WHAT YOU SHOULD DO: Write out the part of the Jasper dark sky article below that opens with the words containing "Get starstruck under" and closes with "and little else.", copying it word for word.

PASSAGE SHOWN:
________________
Get starstruck under Jasper’s dark skies
Story by Rod Charles
Vacay.ca Deputy Editor
JASPER, ALBERTA — It was Friday at the Dark Sky Festival in Jasper and sadly things weren’t looking “up.”
A light, thin sticky rain had been falling all day. It was chilly, which isn’t unexpected but of greater concern was the persistent layer of cloud cover that hung above the region like a grey, wet blanket. In such conditions you can’t even see the top of the surrounding Rocky Mountains, let alone the stars.
Which, of course, was the point of this festival.
Due to light pollution, the stars are one thing you’re not going to see clearly if you live in a large city. Light pollution occurs because the lights in an urban area are so bright, it obstructs the view of the stars for most people living in cities. This means most people living in populated areas only see the very brightest stars and little else.
Canada’s newest dark sky preserve
That’s not an issue in a place like Jasper, though, and that’s the reason why on March 11, 2011 this town 287 kilometres northwest of the tourist hot spot of Banff was officially designated Canada’s newest — and the world’s largest (11,228km2) — dark sky preserve by the Royal Astronomical Society of Canada. To recognize this achievement the locals have been promoting the Dark Sky Festival, an event that’s as much a celebration of the universe as it is an appreciation of nature and an attempt to understand the impact humans are having on the planet.
________________
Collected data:
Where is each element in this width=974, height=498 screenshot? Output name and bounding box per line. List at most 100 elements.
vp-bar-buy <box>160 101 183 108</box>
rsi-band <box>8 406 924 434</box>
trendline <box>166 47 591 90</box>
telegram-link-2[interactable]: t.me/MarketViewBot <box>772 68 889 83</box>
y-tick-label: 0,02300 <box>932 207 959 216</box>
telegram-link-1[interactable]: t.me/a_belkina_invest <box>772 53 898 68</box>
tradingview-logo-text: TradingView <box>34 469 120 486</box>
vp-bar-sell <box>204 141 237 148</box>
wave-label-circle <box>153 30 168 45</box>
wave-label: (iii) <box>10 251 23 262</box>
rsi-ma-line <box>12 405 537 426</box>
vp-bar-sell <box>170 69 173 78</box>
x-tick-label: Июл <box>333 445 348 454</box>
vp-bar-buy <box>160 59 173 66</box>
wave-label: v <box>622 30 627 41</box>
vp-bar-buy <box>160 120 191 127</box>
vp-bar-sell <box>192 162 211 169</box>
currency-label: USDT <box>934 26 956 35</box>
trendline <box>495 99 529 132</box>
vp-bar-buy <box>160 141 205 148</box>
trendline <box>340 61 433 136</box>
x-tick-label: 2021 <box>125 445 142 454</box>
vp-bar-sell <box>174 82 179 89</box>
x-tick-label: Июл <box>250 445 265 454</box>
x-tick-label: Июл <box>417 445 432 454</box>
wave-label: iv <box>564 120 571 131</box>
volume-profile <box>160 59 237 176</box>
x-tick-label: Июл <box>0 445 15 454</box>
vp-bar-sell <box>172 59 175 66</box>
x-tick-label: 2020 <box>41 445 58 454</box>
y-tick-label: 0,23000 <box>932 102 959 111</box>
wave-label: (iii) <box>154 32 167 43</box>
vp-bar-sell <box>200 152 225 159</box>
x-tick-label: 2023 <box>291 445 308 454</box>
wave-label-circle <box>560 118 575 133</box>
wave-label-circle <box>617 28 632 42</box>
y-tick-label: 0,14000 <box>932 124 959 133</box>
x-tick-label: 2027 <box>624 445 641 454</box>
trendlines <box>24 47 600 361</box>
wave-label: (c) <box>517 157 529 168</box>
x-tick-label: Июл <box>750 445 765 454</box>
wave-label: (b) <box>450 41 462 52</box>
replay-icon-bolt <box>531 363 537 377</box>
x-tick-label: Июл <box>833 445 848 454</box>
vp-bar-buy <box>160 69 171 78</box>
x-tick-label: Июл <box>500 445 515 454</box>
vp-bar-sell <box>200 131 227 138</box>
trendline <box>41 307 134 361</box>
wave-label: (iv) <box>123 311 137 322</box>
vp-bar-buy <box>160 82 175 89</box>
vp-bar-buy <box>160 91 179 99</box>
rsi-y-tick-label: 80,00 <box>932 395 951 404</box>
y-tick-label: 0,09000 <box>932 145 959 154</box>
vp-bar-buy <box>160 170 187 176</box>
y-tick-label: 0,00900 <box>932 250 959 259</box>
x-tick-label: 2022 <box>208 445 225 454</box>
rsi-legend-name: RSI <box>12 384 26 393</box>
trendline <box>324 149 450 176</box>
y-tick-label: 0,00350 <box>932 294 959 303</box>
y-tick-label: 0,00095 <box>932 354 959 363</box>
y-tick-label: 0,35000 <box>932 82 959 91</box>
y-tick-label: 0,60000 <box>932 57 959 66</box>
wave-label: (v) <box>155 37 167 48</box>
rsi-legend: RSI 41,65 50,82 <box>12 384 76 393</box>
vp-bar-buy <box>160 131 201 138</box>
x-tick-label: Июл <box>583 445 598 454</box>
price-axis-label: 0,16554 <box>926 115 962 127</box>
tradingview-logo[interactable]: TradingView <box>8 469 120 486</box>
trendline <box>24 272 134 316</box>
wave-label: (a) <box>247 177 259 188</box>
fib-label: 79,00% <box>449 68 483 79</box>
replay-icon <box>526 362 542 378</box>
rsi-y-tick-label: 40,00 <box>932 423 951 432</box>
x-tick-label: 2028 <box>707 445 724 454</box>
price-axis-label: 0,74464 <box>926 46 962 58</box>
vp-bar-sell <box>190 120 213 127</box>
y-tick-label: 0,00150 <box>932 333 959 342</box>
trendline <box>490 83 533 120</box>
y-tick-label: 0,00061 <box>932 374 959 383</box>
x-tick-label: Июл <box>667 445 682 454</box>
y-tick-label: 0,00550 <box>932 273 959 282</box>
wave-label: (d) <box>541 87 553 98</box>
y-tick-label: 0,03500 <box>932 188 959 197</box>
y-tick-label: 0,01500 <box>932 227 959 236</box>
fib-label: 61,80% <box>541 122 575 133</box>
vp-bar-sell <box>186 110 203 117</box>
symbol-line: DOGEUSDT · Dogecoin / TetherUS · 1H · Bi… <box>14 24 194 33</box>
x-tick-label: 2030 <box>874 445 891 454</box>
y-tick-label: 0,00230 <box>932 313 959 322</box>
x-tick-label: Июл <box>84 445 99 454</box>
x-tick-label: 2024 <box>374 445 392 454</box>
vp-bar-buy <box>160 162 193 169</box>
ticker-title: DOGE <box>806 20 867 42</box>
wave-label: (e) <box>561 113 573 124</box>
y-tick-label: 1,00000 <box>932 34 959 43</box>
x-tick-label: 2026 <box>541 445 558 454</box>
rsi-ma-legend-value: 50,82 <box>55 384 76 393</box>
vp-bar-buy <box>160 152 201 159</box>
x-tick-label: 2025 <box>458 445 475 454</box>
________________
TASK ANSWER:
Get starstruck under Jasper’s dark skies
Story by Rod Charles
Vacay.ca Deputy Editor
JASPER, ALBERTA — It was Friday at the Dark Sky Festival in Jasper and sadly things weren’t looking “up.”
A light, thin sticky rain had been falling all day. It was chilly, which isn’t unexpected but of greater concern was the persistent layer of cloud cover that hung above the region like a grey, wet blanket. In such conditions you can’t even see the top of the surrounding Rocky Mountains, let alone the stars.
Which, of course, was the point of this festival.
Due to light pollution, the stars are one thing you’re not going to see clearly if you live in a large city. Light pollution occurs because the lights in an urban area are so bright, it obstructs the view of the stars for most people living in cities. This means most people living in populated areas only see the very brightest stars and little else.